▸ OBJECTIVE
Search the records that follow and extract every line containing the string "this".
** BEGIN **
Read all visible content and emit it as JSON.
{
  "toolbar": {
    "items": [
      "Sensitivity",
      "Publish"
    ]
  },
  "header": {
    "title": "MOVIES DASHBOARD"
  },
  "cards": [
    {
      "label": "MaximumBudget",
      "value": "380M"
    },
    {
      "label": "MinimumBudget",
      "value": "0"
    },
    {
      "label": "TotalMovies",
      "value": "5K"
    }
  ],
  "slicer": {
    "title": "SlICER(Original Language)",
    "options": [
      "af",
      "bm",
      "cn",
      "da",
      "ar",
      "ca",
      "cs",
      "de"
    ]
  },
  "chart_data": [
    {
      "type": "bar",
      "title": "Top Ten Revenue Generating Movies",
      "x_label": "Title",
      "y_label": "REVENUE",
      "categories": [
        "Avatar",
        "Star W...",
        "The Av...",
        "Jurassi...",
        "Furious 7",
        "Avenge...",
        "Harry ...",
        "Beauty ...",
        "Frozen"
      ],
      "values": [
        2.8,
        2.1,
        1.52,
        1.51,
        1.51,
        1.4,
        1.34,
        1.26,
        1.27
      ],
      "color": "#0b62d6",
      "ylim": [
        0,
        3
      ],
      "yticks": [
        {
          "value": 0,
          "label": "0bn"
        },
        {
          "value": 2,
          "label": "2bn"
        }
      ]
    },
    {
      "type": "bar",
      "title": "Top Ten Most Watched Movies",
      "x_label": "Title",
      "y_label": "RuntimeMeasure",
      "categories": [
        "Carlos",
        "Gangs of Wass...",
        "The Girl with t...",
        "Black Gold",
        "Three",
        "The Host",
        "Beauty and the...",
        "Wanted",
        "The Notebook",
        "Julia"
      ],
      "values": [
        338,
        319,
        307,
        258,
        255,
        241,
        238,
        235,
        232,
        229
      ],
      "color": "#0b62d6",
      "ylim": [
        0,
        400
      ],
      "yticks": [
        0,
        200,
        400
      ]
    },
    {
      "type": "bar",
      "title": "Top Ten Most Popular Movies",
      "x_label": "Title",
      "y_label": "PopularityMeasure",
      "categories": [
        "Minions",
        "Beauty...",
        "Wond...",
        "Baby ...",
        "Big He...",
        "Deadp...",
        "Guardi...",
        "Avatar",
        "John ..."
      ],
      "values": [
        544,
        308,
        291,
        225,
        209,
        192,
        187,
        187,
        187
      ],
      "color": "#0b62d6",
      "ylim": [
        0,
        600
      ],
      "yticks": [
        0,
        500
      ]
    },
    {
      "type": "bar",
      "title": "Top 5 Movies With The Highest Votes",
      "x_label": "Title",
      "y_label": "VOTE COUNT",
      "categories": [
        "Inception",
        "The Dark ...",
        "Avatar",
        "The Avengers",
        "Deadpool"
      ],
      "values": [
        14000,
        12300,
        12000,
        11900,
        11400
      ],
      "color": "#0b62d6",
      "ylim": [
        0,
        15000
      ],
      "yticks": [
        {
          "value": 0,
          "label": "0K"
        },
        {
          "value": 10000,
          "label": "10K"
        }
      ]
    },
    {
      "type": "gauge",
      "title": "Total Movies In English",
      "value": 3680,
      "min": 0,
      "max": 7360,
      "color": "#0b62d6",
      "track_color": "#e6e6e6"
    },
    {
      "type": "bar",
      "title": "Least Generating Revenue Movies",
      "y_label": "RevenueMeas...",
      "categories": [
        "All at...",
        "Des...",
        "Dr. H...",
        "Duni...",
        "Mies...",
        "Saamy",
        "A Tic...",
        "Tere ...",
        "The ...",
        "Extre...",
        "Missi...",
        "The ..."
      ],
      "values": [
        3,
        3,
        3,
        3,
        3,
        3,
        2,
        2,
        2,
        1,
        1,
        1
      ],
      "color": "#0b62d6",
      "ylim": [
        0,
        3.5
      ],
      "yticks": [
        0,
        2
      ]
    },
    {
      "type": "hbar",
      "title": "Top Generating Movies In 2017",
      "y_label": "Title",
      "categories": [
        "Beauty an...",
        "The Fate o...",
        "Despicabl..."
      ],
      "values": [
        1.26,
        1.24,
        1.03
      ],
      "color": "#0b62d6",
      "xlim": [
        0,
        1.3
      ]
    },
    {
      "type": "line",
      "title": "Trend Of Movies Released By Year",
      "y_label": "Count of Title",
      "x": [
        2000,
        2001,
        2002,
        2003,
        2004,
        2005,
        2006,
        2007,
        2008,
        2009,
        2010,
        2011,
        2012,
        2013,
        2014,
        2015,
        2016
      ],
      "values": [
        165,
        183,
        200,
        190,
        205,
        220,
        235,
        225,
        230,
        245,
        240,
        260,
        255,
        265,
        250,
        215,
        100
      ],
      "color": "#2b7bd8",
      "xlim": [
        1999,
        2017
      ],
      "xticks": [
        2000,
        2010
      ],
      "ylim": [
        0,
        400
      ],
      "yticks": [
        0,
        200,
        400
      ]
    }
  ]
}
** END **
** BEGIN **
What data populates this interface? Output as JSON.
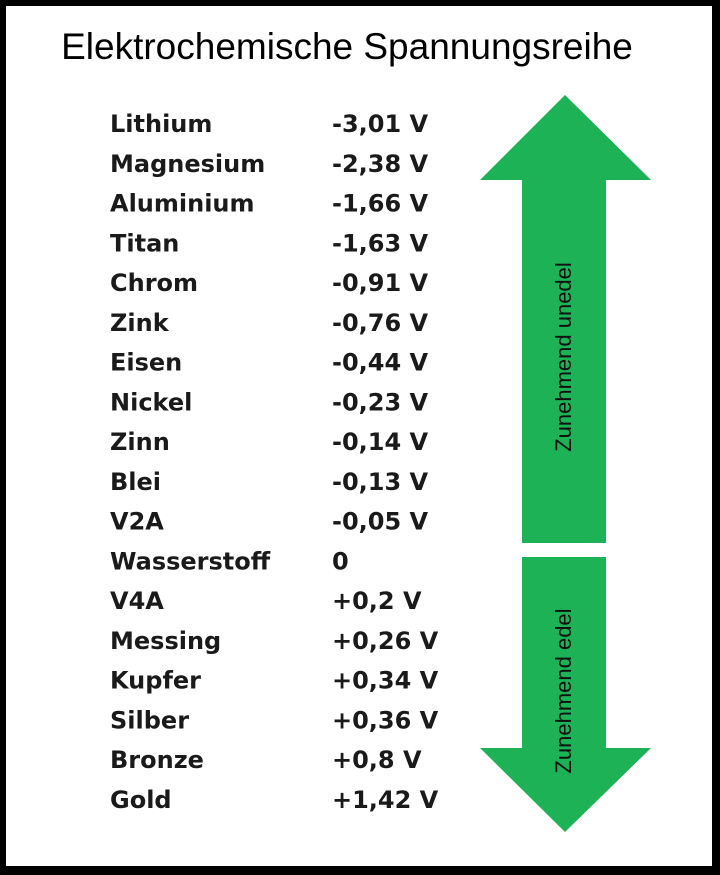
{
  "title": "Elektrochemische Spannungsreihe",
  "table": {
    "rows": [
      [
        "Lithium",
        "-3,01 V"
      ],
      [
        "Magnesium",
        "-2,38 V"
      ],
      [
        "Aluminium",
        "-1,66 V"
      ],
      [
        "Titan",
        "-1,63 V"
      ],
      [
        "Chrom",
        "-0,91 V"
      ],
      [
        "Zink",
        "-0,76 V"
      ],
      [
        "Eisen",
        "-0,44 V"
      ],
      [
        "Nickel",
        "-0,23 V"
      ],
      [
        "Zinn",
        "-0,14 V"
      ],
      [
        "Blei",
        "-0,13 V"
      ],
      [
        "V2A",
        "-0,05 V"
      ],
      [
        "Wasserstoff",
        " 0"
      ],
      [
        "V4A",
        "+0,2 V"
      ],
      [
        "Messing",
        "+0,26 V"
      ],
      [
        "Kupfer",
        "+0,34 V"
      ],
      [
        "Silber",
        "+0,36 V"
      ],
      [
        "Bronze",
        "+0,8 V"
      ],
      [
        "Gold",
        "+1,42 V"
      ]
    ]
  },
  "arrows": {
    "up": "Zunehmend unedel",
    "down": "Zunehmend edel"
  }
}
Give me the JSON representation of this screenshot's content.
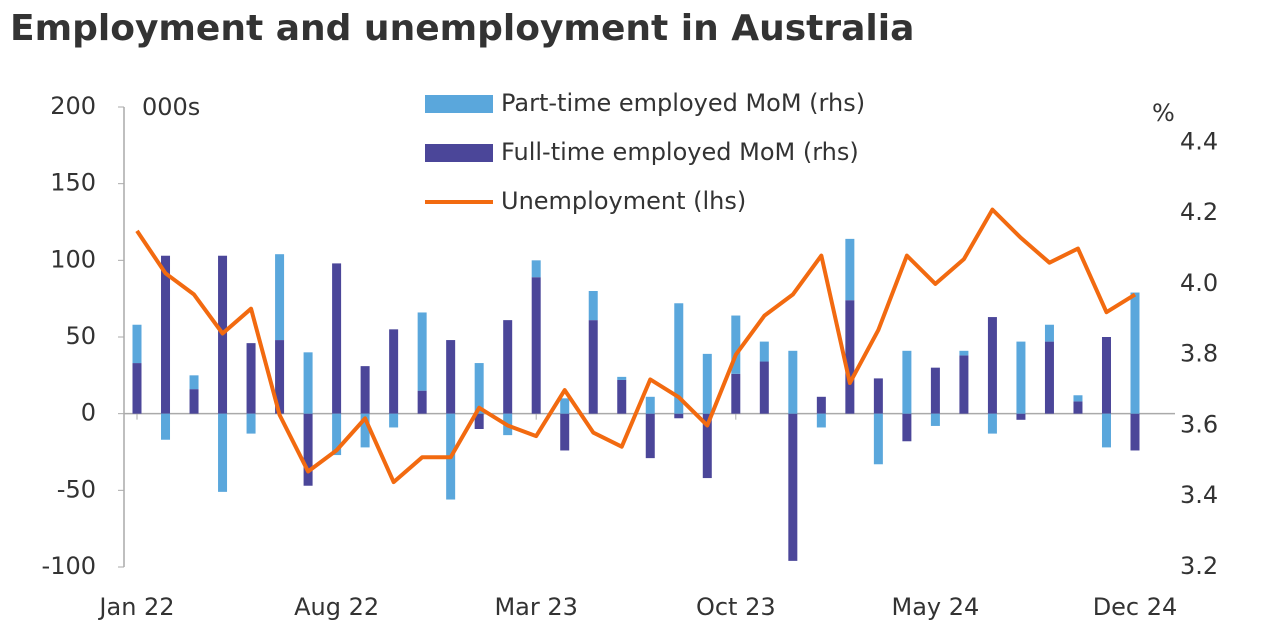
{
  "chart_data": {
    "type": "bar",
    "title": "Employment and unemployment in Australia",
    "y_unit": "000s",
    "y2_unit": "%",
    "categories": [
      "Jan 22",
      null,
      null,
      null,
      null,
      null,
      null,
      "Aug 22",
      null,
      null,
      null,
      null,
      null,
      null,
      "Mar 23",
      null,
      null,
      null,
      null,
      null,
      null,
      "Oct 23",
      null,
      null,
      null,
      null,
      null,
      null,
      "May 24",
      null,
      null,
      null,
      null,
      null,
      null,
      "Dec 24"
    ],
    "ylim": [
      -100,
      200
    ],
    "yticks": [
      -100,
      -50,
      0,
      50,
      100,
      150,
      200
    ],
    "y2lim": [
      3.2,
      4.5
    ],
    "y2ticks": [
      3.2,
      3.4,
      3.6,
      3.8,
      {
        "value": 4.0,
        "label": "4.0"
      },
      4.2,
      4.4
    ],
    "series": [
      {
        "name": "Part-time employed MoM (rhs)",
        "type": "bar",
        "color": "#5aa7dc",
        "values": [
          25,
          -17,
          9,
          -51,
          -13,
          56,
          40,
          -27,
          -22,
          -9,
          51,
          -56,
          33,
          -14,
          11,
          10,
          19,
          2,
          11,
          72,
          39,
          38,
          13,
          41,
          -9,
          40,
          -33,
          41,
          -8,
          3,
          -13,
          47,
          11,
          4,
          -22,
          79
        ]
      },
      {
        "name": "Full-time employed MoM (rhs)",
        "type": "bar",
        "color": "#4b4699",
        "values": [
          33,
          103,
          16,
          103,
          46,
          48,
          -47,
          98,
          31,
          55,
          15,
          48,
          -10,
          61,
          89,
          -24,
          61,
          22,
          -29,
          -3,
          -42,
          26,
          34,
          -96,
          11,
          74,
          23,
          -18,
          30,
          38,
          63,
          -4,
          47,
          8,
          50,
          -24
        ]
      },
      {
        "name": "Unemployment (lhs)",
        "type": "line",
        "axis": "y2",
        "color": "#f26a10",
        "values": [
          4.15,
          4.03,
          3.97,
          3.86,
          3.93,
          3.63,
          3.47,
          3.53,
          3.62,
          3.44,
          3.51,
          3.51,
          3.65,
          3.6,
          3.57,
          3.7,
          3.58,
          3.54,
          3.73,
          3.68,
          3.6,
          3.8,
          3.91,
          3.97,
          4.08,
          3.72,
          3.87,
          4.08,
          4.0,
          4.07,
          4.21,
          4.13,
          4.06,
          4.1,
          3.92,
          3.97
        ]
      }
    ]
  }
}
** END **
** BEGIN **
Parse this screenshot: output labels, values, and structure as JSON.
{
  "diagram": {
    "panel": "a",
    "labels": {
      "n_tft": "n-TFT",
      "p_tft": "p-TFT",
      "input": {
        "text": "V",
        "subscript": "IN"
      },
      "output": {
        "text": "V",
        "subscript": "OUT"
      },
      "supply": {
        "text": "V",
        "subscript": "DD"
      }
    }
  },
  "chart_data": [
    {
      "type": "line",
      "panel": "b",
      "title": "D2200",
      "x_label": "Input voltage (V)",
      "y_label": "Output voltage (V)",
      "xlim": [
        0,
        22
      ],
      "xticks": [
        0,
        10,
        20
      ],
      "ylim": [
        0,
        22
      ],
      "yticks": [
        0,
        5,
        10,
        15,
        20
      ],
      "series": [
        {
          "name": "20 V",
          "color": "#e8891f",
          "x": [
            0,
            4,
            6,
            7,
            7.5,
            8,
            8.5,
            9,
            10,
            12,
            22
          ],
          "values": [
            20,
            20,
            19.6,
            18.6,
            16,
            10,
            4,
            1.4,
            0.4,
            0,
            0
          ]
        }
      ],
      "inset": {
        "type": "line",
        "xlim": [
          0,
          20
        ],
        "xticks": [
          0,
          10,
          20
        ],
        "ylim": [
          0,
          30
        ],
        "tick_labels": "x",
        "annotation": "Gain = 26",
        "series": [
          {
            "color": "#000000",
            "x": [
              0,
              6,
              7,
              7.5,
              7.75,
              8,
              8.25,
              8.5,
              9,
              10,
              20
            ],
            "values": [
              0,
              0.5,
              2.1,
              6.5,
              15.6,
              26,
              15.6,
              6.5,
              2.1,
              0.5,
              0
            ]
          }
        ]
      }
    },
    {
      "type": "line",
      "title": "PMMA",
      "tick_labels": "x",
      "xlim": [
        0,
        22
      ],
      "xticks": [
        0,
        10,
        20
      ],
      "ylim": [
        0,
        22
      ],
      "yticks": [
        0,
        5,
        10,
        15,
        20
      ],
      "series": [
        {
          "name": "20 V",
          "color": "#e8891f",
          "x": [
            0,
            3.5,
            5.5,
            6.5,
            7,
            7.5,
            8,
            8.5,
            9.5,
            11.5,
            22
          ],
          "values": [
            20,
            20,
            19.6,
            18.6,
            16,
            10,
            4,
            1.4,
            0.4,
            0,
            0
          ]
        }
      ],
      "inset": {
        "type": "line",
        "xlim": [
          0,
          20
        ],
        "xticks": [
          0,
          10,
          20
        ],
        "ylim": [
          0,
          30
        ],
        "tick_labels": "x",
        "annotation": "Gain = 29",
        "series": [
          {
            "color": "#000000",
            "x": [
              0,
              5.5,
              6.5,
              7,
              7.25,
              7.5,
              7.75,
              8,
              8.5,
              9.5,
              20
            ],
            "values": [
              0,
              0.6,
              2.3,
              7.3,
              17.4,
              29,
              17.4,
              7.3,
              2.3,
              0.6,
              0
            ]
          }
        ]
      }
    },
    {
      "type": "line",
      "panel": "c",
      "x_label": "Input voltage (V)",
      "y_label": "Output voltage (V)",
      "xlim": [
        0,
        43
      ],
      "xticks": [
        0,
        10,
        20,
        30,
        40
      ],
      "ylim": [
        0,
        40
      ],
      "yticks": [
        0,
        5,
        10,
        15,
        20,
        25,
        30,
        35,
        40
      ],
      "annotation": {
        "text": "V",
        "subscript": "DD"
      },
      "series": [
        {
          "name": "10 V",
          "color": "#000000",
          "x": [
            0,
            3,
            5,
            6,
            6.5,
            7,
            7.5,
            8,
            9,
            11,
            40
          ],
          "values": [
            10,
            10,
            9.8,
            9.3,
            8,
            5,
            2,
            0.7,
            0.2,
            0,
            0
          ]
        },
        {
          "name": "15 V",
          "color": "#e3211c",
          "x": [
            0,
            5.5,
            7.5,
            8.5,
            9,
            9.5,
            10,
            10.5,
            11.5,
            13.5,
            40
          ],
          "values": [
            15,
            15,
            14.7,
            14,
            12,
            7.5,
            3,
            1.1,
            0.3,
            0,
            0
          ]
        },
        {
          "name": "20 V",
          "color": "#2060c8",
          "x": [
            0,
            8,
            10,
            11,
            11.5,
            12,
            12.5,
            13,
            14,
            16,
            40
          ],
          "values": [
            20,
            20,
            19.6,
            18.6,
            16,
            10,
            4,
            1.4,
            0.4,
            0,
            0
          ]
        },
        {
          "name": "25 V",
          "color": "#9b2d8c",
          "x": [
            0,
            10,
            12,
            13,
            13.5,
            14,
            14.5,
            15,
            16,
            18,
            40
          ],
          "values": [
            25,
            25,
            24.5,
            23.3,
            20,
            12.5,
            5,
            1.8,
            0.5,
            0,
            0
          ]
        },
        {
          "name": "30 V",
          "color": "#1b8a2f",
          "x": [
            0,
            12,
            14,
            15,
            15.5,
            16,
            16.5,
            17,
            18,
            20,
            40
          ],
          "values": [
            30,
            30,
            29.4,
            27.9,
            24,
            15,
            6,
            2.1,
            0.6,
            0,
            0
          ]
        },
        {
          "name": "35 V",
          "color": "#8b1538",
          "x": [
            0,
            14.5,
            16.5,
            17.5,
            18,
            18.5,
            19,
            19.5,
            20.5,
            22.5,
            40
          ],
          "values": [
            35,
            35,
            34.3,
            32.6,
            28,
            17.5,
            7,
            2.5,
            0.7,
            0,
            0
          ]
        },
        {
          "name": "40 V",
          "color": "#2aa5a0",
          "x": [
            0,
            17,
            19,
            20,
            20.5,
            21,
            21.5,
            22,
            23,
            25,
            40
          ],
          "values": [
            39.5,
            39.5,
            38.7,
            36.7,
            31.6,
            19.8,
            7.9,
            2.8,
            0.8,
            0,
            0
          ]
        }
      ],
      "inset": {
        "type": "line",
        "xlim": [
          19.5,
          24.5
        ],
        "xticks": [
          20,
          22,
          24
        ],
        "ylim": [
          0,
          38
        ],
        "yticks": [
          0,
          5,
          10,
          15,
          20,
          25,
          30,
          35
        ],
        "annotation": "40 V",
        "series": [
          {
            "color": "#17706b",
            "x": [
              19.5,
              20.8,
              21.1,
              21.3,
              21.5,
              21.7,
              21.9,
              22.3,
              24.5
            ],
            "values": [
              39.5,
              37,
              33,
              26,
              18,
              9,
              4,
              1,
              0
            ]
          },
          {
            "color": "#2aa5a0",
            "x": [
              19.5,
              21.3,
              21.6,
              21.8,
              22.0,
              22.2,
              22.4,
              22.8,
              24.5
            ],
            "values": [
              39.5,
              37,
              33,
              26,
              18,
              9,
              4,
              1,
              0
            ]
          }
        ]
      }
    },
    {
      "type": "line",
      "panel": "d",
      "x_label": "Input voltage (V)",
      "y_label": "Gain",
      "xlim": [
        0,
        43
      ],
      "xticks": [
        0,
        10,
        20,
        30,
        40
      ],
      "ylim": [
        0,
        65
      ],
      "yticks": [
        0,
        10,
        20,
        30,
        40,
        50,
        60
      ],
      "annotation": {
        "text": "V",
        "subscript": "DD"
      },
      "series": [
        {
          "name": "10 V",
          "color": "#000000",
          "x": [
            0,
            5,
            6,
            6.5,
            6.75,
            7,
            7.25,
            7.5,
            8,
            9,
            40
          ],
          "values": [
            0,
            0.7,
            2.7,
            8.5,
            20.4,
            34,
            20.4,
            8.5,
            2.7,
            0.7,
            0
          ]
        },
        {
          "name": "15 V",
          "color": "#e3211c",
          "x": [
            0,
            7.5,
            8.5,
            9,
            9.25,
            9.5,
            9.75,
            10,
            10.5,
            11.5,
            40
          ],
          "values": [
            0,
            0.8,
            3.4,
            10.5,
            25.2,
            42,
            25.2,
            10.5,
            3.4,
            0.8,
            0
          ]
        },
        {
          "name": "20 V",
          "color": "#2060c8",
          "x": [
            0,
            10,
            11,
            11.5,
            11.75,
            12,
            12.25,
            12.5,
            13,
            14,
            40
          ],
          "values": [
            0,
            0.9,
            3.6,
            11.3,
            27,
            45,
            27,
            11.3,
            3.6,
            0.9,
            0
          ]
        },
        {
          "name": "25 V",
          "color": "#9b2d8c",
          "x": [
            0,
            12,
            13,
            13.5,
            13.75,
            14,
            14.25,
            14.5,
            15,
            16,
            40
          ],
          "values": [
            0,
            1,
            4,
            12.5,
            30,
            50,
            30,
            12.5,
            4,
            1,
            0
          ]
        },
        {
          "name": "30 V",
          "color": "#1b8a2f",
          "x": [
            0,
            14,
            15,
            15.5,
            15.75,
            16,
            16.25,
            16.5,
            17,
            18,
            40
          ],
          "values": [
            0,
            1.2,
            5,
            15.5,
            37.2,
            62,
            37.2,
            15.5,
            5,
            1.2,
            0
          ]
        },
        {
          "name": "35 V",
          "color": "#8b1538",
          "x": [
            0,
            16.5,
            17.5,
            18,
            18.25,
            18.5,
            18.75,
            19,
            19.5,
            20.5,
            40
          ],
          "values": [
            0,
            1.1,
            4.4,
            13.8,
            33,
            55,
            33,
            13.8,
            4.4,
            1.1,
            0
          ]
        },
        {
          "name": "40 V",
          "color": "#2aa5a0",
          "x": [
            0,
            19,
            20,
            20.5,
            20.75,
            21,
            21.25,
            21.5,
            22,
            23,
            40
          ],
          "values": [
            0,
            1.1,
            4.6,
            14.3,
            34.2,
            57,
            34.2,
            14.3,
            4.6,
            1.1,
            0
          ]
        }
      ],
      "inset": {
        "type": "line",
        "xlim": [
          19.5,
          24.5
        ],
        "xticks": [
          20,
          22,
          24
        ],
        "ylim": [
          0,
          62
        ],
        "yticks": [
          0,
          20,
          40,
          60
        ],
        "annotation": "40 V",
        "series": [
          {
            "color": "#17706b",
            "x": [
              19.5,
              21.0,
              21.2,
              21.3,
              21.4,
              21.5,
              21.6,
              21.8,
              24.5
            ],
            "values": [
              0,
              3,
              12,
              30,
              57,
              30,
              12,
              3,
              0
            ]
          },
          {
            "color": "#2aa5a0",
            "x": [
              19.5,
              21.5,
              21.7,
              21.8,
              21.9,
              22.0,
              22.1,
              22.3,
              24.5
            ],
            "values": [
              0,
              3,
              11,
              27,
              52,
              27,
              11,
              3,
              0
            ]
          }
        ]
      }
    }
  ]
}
** END **
▸ TASK RESPONSE
What data populates this interface? Output as JSON.
Give me the JSON representation of this screenshot's content.
Parse this screenshot: output labels, values, and structure as JSON.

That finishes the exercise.